* Direction *
Look through the listing and locate every line containing the word "class"; copy those lines.

* The input *
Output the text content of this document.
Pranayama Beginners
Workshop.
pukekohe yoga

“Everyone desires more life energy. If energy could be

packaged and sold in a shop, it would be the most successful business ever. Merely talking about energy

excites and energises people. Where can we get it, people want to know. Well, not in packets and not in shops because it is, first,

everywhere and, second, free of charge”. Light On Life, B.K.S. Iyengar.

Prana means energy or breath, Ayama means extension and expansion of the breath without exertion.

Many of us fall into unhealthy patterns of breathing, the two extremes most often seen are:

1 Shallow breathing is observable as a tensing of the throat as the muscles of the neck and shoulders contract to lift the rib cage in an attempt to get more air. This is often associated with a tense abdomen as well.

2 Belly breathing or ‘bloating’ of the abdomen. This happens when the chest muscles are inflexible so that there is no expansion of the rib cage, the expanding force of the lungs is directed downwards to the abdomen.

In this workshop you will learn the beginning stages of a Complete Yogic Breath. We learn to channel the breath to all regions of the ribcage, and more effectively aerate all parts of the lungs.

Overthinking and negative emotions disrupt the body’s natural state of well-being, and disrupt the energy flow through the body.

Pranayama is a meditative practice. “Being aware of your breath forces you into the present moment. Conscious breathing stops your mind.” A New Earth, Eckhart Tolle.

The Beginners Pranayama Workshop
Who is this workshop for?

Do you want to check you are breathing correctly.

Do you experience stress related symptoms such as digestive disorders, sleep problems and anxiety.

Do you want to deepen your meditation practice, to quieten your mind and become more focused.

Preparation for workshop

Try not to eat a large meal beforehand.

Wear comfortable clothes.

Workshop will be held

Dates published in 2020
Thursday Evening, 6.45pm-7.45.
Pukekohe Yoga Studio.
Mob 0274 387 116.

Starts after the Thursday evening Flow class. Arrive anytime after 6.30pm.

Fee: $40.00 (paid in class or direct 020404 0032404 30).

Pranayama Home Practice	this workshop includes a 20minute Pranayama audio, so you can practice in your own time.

* Final answer *
Starts after the Thursday evening Flow class. Arrive anytime after 6.30pm.
Fee: $40.00 (paid in class or direct 020404 0032404 30).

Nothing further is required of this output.